** START EXERCISE INPUTS **

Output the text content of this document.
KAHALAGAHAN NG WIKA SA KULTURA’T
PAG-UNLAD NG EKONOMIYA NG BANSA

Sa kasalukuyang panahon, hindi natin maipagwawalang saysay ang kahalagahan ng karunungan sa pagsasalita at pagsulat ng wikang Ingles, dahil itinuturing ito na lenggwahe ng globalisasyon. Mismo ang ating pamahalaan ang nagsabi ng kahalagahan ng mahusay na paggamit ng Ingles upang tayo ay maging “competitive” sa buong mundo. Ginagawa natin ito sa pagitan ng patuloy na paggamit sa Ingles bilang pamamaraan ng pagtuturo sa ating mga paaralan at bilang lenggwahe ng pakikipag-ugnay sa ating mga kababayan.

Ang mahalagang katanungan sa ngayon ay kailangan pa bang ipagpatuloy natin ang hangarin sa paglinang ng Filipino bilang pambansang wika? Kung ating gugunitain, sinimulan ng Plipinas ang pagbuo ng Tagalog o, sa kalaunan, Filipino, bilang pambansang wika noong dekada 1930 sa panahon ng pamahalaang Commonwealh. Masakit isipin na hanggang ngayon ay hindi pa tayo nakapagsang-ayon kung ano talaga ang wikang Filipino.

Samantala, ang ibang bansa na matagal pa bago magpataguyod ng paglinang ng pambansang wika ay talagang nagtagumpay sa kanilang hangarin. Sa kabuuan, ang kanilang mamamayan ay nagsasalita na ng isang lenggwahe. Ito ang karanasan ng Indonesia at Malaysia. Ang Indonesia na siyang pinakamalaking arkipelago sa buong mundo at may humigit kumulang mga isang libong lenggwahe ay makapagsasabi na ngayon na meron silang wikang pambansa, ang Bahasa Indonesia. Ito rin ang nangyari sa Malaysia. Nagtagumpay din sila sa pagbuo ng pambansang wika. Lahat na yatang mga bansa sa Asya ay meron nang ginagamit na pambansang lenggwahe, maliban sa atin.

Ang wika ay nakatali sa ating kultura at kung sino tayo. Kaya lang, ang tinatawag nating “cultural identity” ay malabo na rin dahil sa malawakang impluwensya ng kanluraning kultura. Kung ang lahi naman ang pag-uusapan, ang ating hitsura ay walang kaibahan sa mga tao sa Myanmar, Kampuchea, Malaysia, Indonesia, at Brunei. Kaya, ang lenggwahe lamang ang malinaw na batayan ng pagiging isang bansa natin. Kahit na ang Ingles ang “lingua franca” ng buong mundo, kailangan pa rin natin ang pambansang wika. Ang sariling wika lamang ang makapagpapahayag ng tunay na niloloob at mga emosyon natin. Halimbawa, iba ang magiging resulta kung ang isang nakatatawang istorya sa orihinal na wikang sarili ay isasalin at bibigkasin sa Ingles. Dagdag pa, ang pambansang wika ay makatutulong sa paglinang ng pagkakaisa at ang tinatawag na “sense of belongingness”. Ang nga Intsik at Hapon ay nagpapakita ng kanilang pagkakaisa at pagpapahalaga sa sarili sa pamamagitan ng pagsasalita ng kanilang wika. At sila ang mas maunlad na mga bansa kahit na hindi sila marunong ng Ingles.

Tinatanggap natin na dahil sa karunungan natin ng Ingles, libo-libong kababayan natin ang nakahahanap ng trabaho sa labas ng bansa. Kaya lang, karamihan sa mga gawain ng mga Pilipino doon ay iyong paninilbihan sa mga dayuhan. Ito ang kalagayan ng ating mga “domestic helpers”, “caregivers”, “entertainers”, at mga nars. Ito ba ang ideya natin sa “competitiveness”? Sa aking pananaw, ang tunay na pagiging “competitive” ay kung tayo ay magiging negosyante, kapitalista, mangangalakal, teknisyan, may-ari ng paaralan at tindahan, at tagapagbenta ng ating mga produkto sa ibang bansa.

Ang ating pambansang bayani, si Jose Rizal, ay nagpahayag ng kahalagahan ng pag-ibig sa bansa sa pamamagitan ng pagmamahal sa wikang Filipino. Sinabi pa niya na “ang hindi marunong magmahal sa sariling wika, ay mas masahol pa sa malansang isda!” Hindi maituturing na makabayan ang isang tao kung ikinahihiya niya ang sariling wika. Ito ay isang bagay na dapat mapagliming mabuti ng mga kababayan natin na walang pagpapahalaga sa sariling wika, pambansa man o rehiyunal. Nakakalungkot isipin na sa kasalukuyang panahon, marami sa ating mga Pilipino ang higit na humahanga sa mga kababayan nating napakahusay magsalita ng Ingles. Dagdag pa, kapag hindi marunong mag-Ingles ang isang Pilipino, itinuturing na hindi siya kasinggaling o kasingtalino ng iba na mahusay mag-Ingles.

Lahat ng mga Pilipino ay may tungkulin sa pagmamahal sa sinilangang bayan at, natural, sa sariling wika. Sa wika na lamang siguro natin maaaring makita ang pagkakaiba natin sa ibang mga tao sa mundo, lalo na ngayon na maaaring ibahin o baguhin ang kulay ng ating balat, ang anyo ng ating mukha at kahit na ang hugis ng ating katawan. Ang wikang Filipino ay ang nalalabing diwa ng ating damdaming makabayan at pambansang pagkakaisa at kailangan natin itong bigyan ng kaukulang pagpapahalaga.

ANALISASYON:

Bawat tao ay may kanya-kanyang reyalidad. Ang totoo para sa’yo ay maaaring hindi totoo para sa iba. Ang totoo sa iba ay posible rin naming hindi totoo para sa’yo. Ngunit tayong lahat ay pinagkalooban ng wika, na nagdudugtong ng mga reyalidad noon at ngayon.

** END EXERCISE INPUTS **
** START EXERCISE INPUTS **

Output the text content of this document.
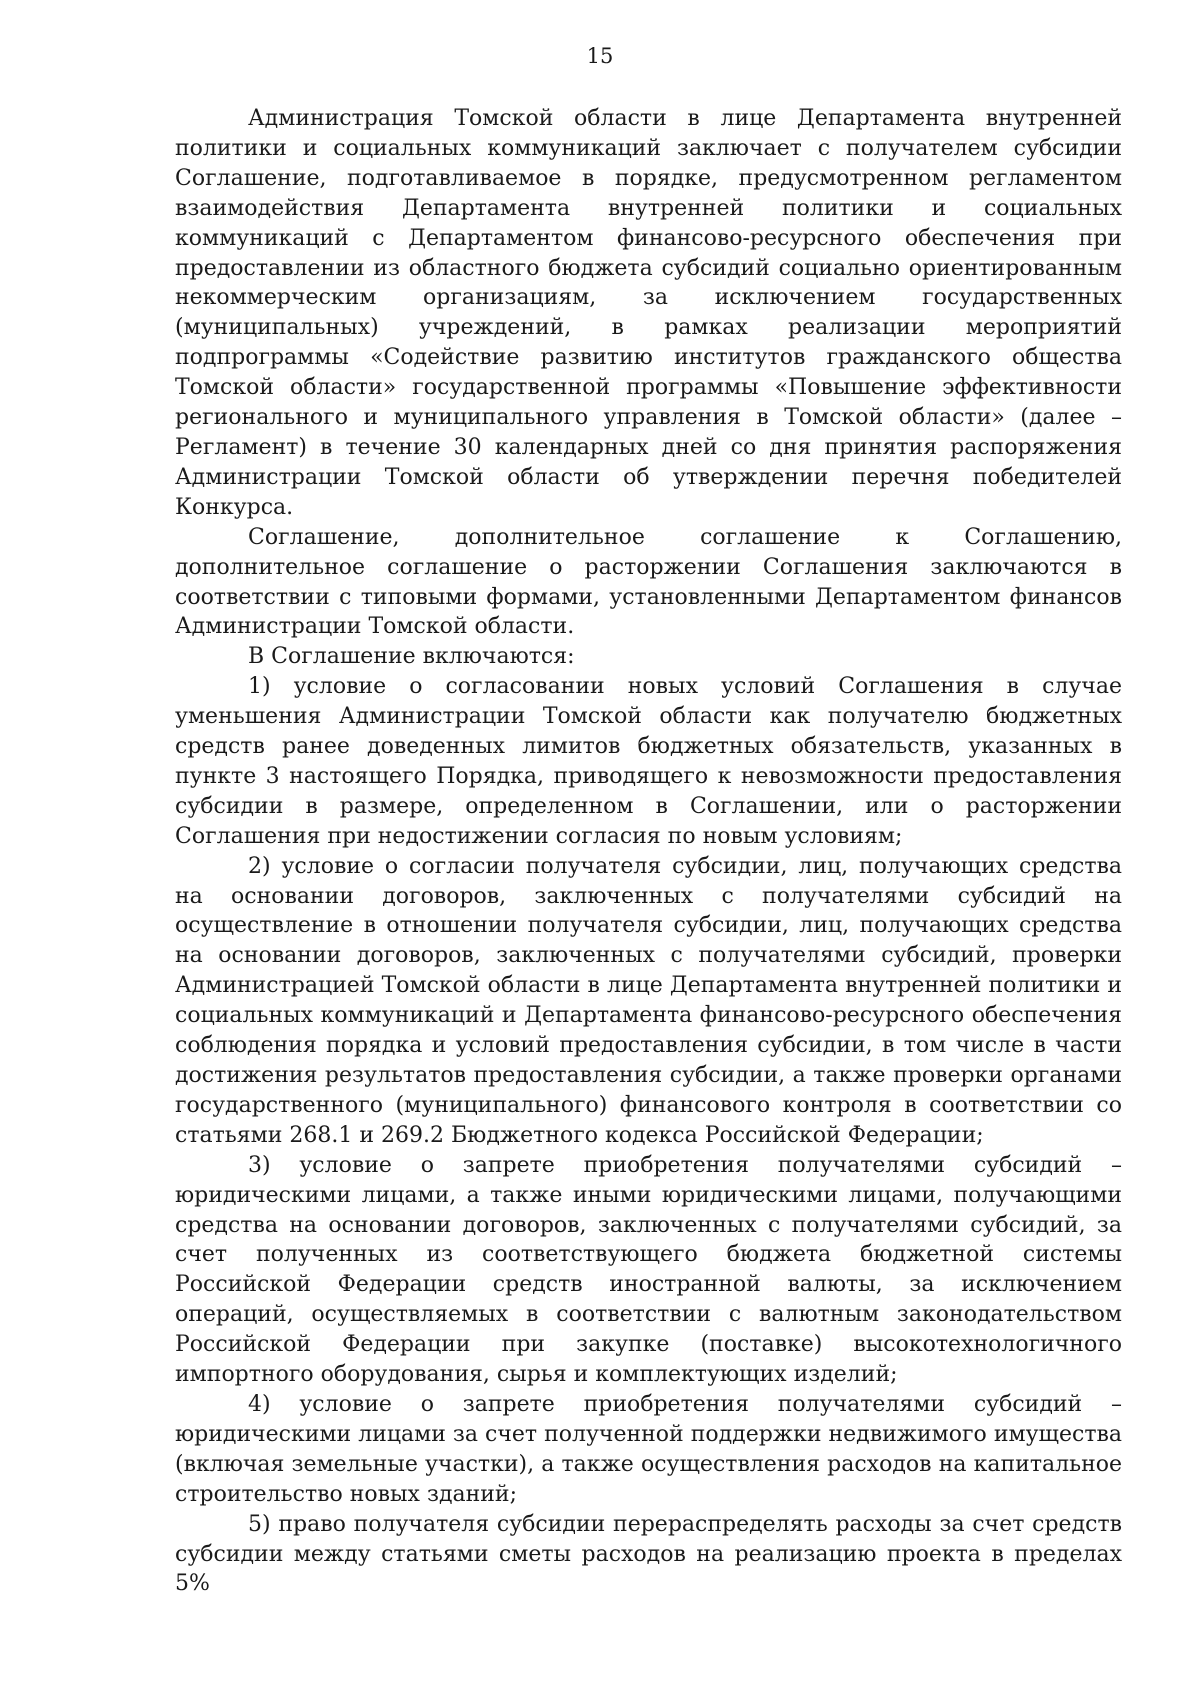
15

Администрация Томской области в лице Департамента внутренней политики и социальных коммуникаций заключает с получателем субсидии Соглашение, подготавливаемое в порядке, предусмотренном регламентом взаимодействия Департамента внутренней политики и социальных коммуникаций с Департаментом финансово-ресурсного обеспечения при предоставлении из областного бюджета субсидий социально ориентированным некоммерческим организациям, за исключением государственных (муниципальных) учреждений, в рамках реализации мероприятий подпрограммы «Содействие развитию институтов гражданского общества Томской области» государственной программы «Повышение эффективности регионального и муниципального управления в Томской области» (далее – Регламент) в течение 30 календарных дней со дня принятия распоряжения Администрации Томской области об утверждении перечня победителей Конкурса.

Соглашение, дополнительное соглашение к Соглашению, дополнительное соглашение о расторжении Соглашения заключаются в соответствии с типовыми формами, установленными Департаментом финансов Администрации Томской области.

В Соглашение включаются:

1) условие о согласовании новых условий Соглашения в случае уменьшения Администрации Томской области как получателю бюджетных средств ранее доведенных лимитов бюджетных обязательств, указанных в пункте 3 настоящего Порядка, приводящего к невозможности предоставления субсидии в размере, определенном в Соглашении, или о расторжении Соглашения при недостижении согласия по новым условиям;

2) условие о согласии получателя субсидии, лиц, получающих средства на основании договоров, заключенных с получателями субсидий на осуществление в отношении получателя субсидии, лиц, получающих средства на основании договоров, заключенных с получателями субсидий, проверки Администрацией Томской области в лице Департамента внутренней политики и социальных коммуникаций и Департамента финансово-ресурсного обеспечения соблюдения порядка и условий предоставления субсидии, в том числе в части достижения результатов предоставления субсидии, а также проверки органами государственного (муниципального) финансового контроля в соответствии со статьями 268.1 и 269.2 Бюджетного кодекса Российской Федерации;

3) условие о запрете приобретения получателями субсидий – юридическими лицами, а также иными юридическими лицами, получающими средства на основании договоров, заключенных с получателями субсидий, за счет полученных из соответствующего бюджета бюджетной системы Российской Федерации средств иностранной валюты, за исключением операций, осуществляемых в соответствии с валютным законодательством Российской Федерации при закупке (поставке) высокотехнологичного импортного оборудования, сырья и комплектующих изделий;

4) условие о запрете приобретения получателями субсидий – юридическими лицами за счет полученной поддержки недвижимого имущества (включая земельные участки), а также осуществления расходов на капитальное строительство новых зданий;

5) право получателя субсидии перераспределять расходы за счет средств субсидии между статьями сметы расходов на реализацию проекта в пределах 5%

** END EXERCISE INPUTS **

# WHAT YOU ARE ASKED TO DO:
Lines from the records above that hold "счет" are the ones to list.

# RESULT OF THE TASK:
3) условие о запрете приобретения получателями субсидий – юридическими лицами, а также иными юридическими лицами, получающими средства на основании договоров, заключенных с получателями субсидий, за счет полученных из соответствующего бюджета бюджетной системы Российской Федерации средств иностранной валюты, за исключением операций, осуществляемых в соответствии с валютным законодательством Российской Федерации при закупке (поставке) высокотехнологичного импортного оборудования, сырья и комплектующих изделий;
4) условие о запрете приобретения получателями субсидий – юридическими лицами за счет полученной поддержки недвижимого имущества (включая земельные участки), а также осуществления расходов на капитальное строительство новых зданий;
5) право получателя субсидии перераспределять расходы за счет средств субсидии между статьями сметы расходов на реализацию проекта в пределах 5%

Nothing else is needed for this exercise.